§ **Data extract**:
○ ○ ○ ○

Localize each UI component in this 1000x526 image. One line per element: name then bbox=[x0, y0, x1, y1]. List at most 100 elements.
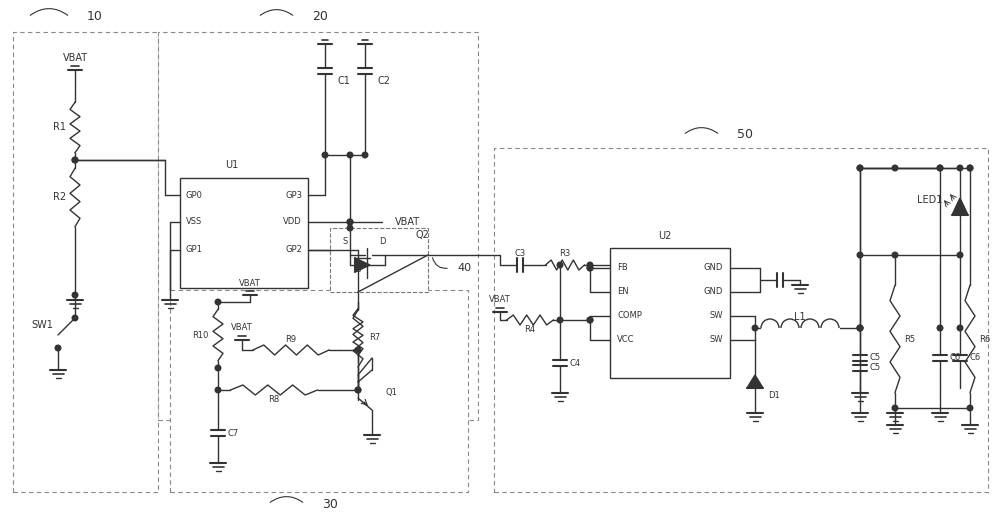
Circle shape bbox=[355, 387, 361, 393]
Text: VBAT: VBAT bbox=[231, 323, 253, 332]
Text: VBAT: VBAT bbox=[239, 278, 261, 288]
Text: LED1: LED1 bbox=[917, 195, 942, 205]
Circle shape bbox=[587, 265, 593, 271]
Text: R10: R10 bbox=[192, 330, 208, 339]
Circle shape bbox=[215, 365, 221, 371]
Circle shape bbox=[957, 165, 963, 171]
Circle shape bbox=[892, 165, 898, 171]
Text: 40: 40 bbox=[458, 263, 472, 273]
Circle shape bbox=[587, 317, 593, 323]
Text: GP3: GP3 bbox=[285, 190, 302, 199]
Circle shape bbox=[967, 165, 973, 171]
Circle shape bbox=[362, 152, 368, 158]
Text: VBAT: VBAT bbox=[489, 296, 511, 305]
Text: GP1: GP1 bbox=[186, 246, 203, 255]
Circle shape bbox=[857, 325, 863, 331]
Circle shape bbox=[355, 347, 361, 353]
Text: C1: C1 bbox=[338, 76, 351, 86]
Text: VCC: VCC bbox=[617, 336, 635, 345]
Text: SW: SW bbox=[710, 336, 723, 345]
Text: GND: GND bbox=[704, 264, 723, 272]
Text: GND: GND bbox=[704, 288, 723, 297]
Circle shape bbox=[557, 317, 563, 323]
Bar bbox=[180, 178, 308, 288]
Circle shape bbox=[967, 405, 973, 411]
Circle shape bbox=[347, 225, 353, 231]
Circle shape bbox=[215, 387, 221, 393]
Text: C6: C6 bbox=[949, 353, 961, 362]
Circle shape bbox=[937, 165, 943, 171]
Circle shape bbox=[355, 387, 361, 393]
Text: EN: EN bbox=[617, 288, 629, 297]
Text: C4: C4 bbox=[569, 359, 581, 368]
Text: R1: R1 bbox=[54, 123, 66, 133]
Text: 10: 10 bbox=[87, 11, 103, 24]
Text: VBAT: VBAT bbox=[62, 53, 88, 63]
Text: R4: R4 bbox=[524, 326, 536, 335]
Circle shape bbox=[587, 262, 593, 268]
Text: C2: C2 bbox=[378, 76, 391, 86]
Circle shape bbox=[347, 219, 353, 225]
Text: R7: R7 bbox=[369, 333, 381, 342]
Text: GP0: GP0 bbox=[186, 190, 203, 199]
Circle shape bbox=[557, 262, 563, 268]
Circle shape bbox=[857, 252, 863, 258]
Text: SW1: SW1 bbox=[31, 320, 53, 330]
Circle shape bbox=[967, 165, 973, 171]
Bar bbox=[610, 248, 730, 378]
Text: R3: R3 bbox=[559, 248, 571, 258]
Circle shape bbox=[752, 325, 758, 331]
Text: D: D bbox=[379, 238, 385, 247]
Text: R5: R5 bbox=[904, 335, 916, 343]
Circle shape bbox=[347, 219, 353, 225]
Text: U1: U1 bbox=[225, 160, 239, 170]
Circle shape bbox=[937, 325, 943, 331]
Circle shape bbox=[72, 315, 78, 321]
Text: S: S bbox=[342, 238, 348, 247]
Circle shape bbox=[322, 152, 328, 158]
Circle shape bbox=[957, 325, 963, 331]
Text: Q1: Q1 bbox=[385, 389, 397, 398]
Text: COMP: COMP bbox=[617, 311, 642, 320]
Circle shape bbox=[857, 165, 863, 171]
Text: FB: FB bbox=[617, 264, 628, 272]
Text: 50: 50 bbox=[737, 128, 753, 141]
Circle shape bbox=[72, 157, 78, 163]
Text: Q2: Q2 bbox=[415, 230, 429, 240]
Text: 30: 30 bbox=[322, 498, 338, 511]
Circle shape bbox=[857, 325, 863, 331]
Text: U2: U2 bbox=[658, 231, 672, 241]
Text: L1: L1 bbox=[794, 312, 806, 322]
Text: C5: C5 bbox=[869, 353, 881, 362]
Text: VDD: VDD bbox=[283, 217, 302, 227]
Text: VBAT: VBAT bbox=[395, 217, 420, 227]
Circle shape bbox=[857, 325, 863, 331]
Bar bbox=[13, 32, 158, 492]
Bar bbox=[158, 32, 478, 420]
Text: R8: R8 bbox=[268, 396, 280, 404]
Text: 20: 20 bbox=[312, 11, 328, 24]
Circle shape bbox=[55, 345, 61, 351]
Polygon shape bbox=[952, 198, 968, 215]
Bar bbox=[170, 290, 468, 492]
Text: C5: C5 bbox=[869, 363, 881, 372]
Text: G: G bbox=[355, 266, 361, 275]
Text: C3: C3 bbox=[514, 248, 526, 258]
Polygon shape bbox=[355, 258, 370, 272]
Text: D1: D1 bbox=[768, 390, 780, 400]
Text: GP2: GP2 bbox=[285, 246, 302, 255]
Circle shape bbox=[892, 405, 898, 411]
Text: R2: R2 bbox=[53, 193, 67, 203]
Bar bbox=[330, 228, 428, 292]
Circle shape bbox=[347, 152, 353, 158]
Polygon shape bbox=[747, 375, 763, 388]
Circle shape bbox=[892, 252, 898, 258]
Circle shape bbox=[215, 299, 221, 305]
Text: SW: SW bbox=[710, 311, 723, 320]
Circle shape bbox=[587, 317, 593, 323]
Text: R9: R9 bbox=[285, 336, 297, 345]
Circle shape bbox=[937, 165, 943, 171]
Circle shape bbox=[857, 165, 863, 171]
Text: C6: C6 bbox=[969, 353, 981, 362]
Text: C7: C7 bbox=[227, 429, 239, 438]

○ ○ ○ ○

§ **Written problem**: State how many lines of the records above contain the string "Polygon", treating case as significant, and give only that number.

§ **Solution to the exercise**: 3